───── Records supplied ─────

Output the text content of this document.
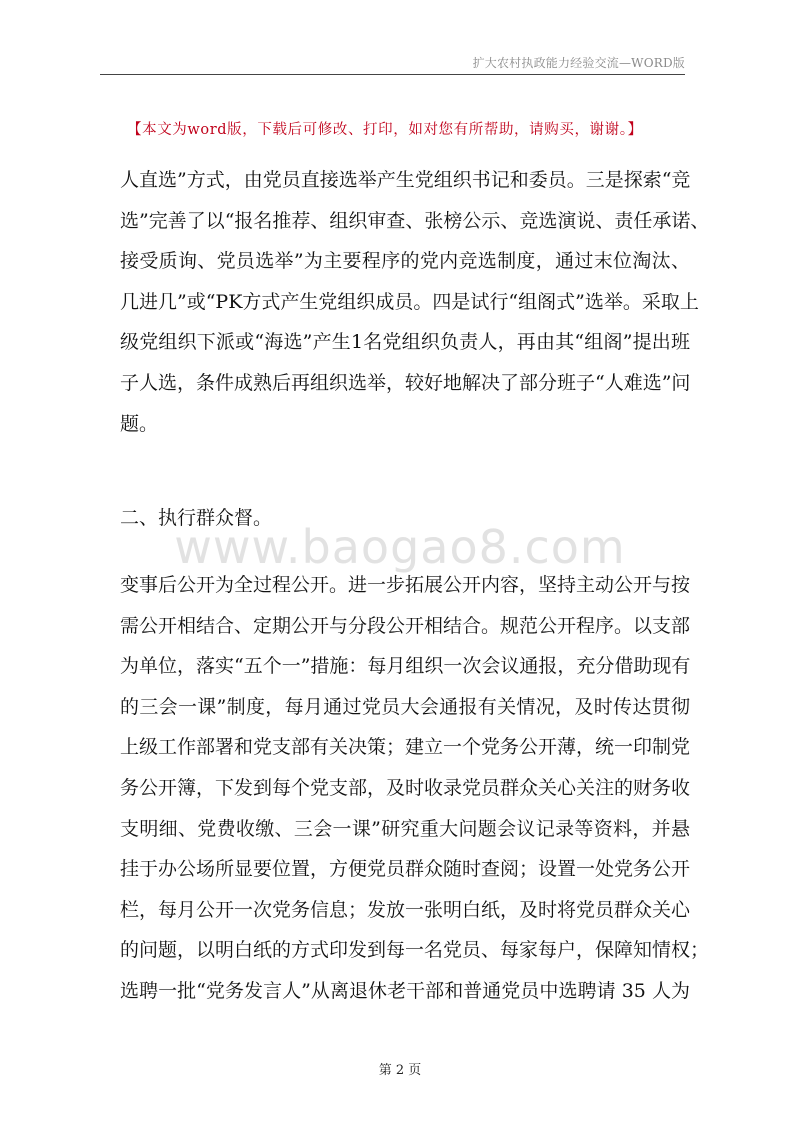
扩大农村执政能力经验交流—WORD版
【本文为word版，下载后可修改、打印，如对您有所帮助，请购买，谢谢。】
人直选”方式，由党员直接选举产生党组织书记和委员。三是探索“竞
选”完善了以“报名推荐、组织审查、张榜公示、竞选演说、责任承诺、
接受质询、党员选举”为主要程序的党内竞选制度，通过末位淘汰、
几进几”或“PK方式产生党组织成员。四是试行“组阁式”选举。采取上
级党组织下派或“海选”产生1名党组织负责人，再由其“组阁”提出班
子人选，条件成熟后再组织选举，较好地解决了部分班子“人难选”问
题。
www.baogao8.com
二、执行群众督。
变事后公开为全过程公开。进一步拓展公开内容，坚持主动公开与按
需公开相结合、定期公开与分段公开相结合。规范公开程序。以支部
为单位，落实“五个一”措施：每月组织一次会议通报，充分借助现有
的三会一课”制度，每月通过党员大会通报有关情况，及时传达贯彻
上级工作部署和党支部有关决策；建立一个党务公开薄，统一印制党
务公开簿，下发到每个党支部，及时收录党员群众关心关注的财务收
支明细、党费收缴、三会一课”研究重大问题会议记录等资料，并悬
挂于办公场所显要位置，方便党员群众随时查阅；设置一处党务公开
栏，每月公开一次党务信息；发放一张明白纸，及时将党员群众关心
的问题，以明白纸的方式印发到每一名党员、每家每户，保障知情权；
选聘一批“党务发言人”从离退休老干部和普通党员中选聘请 35 人为
第 2 页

─────

_Short task_
Every record gets retyped exactly; no picture goes into the copy.

_Answer_
Output the text content of this document.
扩大农村执政能力经验交流—WORD版
【本文为word版，下载后可修改、打印，如对您有所帮助，请购买，谢谢。】
人直选”方式，由党员直接选举产生党组织书记和委员。三是探索“竞
选”完善了以“报名推荐、组织审查、张榜公示、竞选演说、责任承诺、
接受质询、党员选举”为主要程序的党内竞选制度，通过末位淘汰、
几进几”或“PK方式产生党组织成员。四是试行“组阁式”选举。采取上
级党组织下派或“海选”产生1名党组织负责人，再由其“组阁”提出班
子人选，条件成熟后再组织选举，较好地解决了部分班子“人难选”问
题。
www.baogao8.com
二、执行群众督。
变事后公开为全过程公开。进一步拓展公开内容，坚持主动公开与按
需公开相结合、定期公开与分段公开相结合。规范公开程序。以支部
为单位，落实“五个一”措施：每月组织一次会议通报，充分借助现有
的三会一课”制度，每月通过党员大会通报有关情况，及时传达贯彻
上级工作部署和党支部有关决策；建立一个党务公开薄，统一印制党
务公开簿，下发到每个党支部，及时收录党员群众关心关注的财务收
支明细、党费收缴、三会一课”研究重大问题会议记录等资料，并悬
挂于办公场所显要位置，方便党员群众随时查阅；设置一处党务公开
栏，每月公开一次党务信息；发放一张明白纸，及时将党员群众关心
的问题，以明白纸的方式印发到每一名党员、每家每户，保障知情权；
选聘一批“党务发言人”从离退休老干部和普通党员中选聘请 35 人为
第 2 页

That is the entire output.